• _Written problem_: No images are to be carried over; print all other material exactly as it stands.

• _Records to process_:
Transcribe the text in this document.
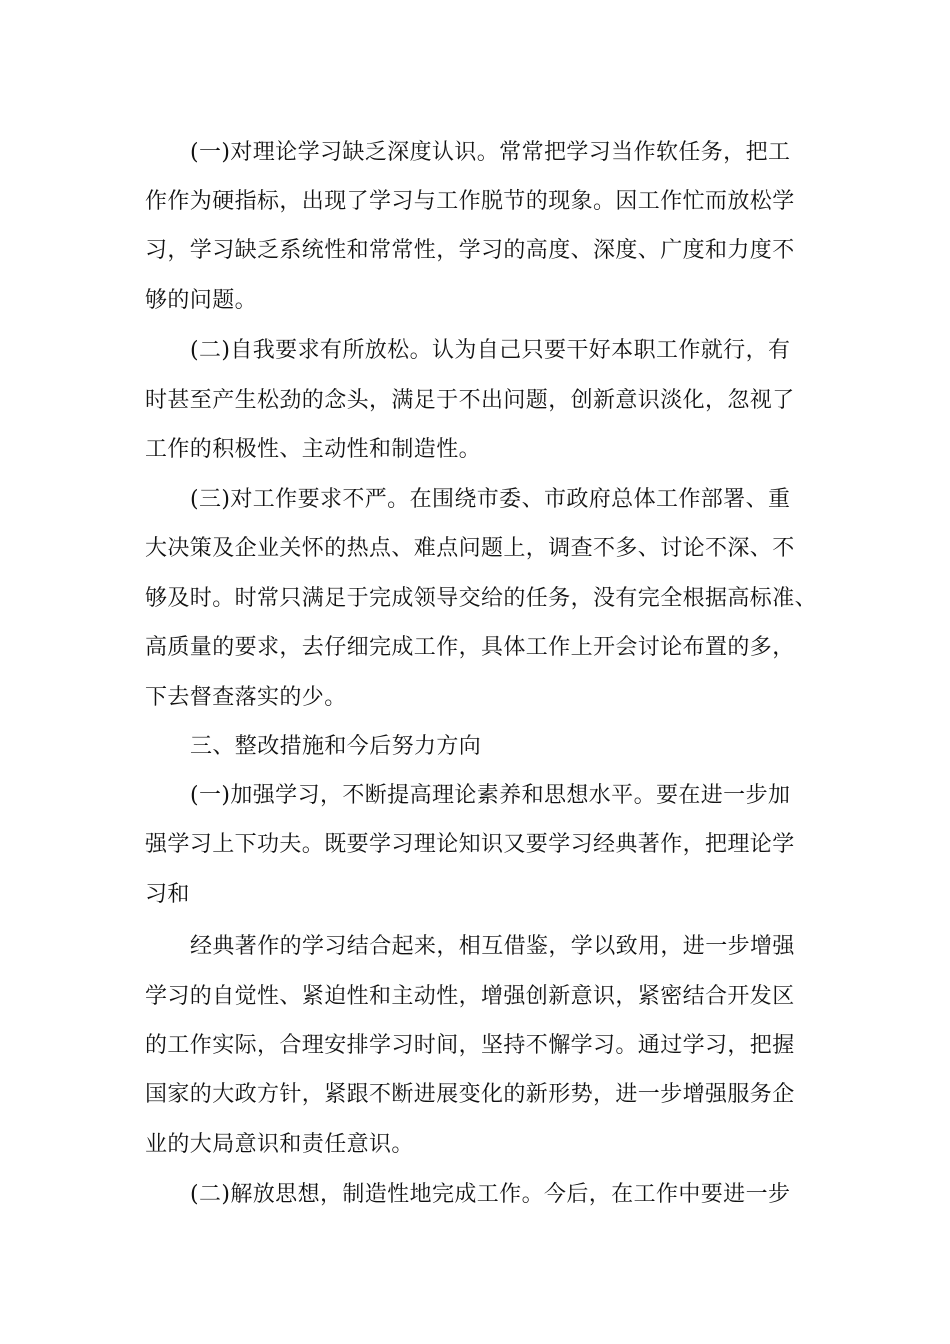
(一)对理论学习缺乏深度认识。常常把学习当作软任务，把工
作作为硬指标，出现了学习与工作脱节的现象。因工作忙而放松学
习，学习缺乏系统性和常常性，学习的高度、深度、广度和力度不
够的问题。
(二)自我要求有所放松。认为自己只要干好本职工作就行，有
时甚至产生松劲的念头，满足于不出问题，创新意识淡化，忽视了
工作的积极性、主动性和制造性。
(三)对工作要求不严。在围绕市委、市政府总体工作部署、重
大决策及企业关怀的热点、难点问题上，调查不多、讨论不深、不
够及时。时常只满足于完成领导交给的任务，没有完全根据高标准、
高质量的要求，去仔细完成工作，具体工作上开会讨论布置的多，
下去督查落实的少。
三、整改措施和今后努力方向
(一)加强学习，不断提高理论素养和思想水平。要在进一步加
强学习上下功夫。既要学习理论知识又要学习经典著作，把理论学
习和
经典著作的学习结合起来，相互借鉴，学以致用，进一步增强
学习的自觉性、紧迫性和主动性，增强创新意识，紧密结合开发区
的工作实际，合理安排学习时间，坚持不懈学习。通过学习，把握
国家的大政方针，紧跟不断进展变化的新形势，进一步增强服务企
业的大局意识和责任意识。
(二)解放思想，制造性地完成工作。今后，在工作中要进一步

• _Problem solution_:
Transcribe the text in this document.
(一)对理论学习缺乏深度认识。常常把学习当作软任务，把工
作作为硬指标，出现了学习与工作脱节的现象。因工作忙而放松学
习，学习缺乏系统性和常常性，学习的高度、深度、广度和力度不
够的问题。
(二)自我要求有所放松。认为自己只要干好本职工作就行，有
时甚至产生松劲的念头，满足于不出问题，创新意识淡化，忽视了
工作的积极性、主动性和制造性。
(三)对工作要求不严。在围绕市委、市政府总体工作部署、重
大决策及企业关怀的热点、难点问题上，调查不多、讨论不深、不
够及时。时常只满足于完成领导交给的任务，没有完全根据高标准、
高质量的要求，去仔细完成工作，具体工作上开会讨论布置的多，
下去督查落实的少。
三、整改措施和今后努力方向
(一)加强学习，不断提高理论素养和思想水平。要在进一步加
强学习上下功夫。既要学习理论知识又要学习经典著作，把理论学
习和
经典著作的学习结合起来，相互借鉴，学以致用，进一步增强
学习的自觉性、紧迫性和主动性，增强创新意识，紧密结合开发区
的工作实际，合理安排学习时间，坚持不懈学习。通过学习，把握
国家的大政方针，紧跟不断进展变化的新形势，进一步增强服务企
业的大局意识和责任意识。
(二)解放思想，制造性地完成工作。今后，在工作中要进一步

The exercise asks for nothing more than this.